• **Description of the task**:
Copy the entries from the start through the line containing "grade-eval-label: 工程质量等级评定 <box>31", swapping each "cell-method" for "method-cell" and leaving everything else unchanged.

• **Records for the task**:
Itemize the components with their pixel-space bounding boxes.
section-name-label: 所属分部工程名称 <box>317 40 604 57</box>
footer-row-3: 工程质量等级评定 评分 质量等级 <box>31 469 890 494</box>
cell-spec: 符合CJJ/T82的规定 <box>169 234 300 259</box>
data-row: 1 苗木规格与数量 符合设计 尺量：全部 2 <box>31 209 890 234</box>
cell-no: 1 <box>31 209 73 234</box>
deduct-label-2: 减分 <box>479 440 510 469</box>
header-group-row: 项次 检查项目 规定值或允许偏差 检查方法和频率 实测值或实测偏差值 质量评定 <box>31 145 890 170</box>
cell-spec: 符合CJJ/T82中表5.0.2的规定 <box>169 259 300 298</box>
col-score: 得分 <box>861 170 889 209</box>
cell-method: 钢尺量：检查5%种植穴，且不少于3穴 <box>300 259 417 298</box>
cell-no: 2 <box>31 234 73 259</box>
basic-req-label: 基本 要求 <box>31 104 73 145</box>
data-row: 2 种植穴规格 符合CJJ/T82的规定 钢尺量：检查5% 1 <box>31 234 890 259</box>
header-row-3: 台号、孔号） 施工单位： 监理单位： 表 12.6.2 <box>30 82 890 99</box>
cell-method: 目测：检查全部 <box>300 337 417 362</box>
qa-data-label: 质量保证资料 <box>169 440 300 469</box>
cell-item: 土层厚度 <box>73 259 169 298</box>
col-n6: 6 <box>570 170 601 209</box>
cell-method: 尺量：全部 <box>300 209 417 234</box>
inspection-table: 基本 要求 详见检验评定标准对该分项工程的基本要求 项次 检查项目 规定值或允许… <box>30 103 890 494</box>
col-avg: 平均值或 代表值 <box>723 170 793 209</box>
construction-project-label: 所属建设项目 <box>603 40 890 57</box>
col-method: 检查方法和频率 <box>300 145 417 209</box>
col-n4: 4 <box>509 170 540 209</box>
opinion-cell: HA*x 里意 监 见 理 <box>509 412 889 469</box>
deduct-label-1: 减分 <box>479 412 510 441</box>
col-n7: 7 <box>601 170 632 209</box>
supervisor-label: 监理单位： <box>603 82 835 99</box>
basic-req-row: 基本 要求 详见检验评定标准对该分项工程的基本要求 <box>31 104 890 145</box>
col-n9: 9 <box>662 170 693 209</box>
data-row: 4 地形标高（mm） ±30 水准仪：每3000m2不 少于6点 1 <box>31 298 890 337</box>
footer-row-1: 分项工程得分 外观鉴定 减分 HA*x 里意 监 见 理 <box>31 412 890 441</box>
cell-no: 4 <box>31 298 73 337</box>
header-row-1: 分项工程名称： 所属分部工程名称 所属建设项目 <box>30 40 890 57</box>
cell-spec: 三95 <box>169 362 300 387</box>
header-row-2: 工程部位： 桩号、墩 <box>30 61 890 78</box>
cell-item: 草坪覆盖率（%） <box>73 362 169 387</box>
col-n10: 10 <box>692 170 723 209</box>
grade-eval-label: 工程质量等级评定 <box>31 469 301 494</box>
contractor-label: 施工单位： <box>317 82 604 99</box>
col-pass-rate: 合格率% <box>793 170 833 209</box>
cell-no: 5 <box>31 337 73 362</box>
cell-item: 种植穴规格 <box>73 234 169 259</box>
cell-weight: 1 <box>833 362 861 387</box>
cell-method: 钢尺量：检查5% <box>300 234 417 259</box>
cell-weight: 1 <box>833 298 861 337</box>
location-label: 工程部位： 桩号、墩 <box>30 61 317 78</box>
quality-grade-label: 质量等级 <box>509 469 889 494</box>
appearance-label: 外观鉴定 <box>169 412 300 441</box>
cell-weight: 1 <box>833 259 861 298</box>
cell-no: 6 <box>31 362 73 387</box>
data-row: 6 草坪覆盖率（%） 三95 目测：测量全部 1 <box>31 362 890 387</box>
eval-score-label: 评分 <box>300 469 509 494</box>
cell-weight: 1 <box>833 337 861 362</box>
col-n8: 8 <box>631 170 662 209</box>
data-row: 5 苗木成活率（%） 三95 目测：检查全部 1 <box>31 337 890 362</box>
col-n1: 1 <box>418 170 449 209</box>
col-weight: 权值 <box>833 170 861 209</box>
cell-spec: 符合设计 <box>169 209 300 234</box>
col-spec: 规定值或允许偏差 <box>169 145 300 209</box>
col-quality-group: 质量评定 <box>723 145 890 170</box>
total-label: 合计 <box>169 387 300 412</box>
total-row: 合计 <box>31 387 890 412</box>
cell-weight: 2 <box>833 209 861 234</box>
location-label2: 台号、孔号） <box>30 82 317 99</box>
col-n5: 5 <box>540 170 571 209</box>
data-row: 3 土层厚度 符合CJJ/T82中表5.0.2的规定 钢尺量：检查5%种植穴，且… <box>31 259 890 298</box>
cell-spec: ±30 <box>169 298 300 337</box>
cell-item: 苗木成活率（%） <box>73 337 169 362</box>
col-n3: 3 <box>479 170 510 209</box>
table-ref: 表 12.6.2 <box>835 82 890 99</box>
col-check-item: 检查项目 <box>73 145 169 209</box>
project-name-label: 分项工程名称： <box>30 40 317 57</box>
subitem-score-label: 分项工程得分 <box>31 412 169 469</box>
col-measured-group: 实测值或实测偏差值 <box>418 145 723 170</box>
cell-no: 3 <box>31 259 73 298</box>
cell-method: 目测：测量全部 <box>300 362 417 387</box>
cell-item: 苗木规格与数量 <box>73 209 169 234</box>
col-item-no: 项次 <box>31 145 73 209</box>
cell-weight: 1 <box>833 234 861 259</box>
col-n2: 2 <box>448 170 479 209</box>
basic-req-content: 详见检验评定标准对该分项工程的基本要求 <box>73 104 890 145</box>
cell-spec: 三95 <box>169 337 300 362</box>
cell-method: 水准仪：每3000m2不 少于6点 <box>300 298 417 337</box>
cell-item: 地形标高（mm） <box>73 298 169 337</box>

• **Solution to the exercise**:
Itemize the components with their pixel-space bounding boxes.
section-name-label: 所属分部工程名称 <box>317 40 604 57</box>
footer-row-3: 工程质量等级评定 评分 质量等级 <box>31 469 890 494</box>
cell-spec: 符合CJJ/T82的规定 <box>169 234 300 259</box>
data-row: 1 苗木规格与数量 符合设计 尺量：全部 2 <box>31 209 890 234</box>
cell-no: 1 <box>31 209 73 234</box>
deduct-label-2: 减分 <box>479 440 510 469</box>
header-group-row: 项次 检查项目 规定值或允许偏差 检查方法和频率 实测值或实测偏差值 质量评定 <box>31 145 890 170</box>
cell-spec: 符合CJJ/T82中表5.0.2的规定 <box>169 259 300 298</box>
col-score: 得分 <box>861 170 889 209</box>
method-cell: 钢尺量：检查5%种植穴，且不少于3穴 <box>300 259 417 298</box>
cell-no: 2 <box>31 234 73 259</box>
basic-req-label: 基本 要求 <box>31 104 73 145</box>
data-row: 2 种植穴规格 符合CJJ/T82的规定 钢尺量：检查5% 1 <box>31 234 890 259</box>
header-row-3: 台号、孔号） 施工单位： 监理单位： 表 12.6.2 <box>30 82 890 99</box>
method-cell: 目测：检查全部 <box>300 337 417 362</box>
qa-data-label: 质量保证资料 <box>169 440 300 469</box>
cell-item: 土层厚度 <box>73 259 169 298</box>
col-n6: 6 <box>570 170 601 209</box>
method-cell: 尺量：全部 <box>300 209 417 234</box>
inspection-table: 基本 要求 详见检验评定标准对该分项工程的基本要求 项次 检查项目 规定值或允许… <box>30 103 890 494</box>
col-avg: 平均值或 代表值 <box>723 170 793 209</box>
construction-project-label: 所属建设项目 <box>603 40 890 57</box>
col-method: 检查方法和频率 <box>300 145 417 209</box>
col-n4: 4 <box>509 170 540 209</box>
opinion-cell: HA*x 里意 监 见 理 <box>509 412 889 469</box>
deduct-label-1: 减分 <box>479 412 510 441</box>
col-n7: 7 <box>601 170 632 209</box>
supervisor-label: 监理单位： <box>603 82 835 99</box>
basic-req-row: 基本 要求 详见检验评定标准对该分项工程的基本要求 <box>31 104 890 145</box>
col-n9: 9 <box>662 170 693 209</box>
data-row: 4 地形标高（mm） ±30 水准仪：每3000m2不 少于6点 1 <box>31 298 890 337</box>
footer-row-1: 分项工程得分 外观鉴定 减分 HA*x 里意 监 见 理 <box>31 412 890 441</box>
cell-no: 4 <box>31 298 73 337</box>
header-row-1: 分项工程名称： 所属分部工程名称 所属建设项目 <box>30 40 890 57</box>
cell-spec: 三95 <box>169 362 300 387</box>
header-row-2: 工程部位： 桩号、墩 <box>30 61 890 78</box>
cell-item: 草坪覆盖率（%） <box>73 362 169 387</box>
col-n10: 10 <box>692 170 723 209</box>
grade-eval-label: 工程质量等级评定 <box>31 469 301 494</box>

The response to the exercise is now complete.